O que fazer →
A) Reproduza, do texto sobre o filme, o trecho que vai de "Então o filme" até "ao forasteiro arrumadinho.".
B) De acordo com o texto sobre o filme, em que século Ahmad ibn Fadlan serviu de embaixador?
C) Indique se cada afirmação concorda com o texto sobre o filme, respondendo sim ou não e citando as palavras do texto que decidem a questão. (i) Ahmad ibn Fadlan era um árabe muçulmano. (ii) No filme, o personagem não vai além de seu destino real. (iii) O filme mostra o protagonista aprendendo o idioma dos nórdicos.

Texto do documento →

.....

O filme é sobre Ahmad ibn Fadlan, um árabe muçulmano que serviu de embaixador entre os nórdicos na Volga Bulgária para oCalifado Abássida no século 10. Uma pessoa real, mas claro que totalmente modificada pelo filme. No filme (e no livro), o personagem viaja alem de seu destino real, indo ate os reinos de origem dos nórdicos servindo a função de 13º Guerreiro mencionada em uma profecia sobre como derrotar "um antigo mal".

Então o filme foca bastante no protagonista aprendendo o idioma dos nórdicos, e nos pequenos conflitos gerados pela diferença entre as suas culturas. É claro que o filme chama atenção para o quão rudimentares são os hábitos de vida dos nórdicos em relação ao forasteiro arrumadinho.

.....

Dados fornecidos →
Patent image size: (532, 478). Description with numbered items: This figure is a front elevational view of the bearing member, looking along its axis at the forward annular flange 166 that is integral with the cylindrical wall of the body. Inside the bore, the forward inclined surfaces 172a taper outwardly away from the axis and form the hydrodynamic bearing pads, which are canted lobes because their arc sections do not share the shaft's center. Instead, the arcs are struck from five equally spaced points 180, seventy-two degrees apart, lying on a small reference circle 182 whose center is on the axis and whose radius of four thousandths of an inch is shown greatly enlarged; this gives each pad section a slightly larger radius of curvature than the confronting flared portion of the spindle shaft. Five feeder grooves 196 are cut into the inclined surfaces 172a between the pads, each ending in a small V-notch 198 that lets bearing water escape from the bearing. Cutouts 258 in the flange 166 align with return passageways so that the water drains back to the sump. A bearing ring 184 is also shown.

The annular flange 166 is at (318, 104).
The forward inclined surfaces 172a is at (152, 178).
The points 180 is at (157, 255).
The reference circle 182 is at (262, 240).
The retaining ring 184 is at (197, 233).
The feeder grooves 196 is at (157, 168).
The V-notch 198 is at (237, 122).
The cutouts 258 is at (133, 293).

.....

Resultados do exercício →
A)
Então o filme foca bastante no protagonista aprendendo o idioma dos nórdicos, e nos pequenos conflitos gerados pela diferença entre as suas culturas. É claro que o filme chama atenção para o quão rudimentares são os hábitos de vida dos nórdicos em relação ao forasteiro arrumadinho.

B) No século 10.

C)
(i) Sim: "Ahmad ibn Fadlan, um árabe muçulmano".
(ii) Não: "o personagem viaja alem de seu destino real".
(iii) Sim: "o filme foca bastante no protagonista aprendendo o idioma dos nórdicos".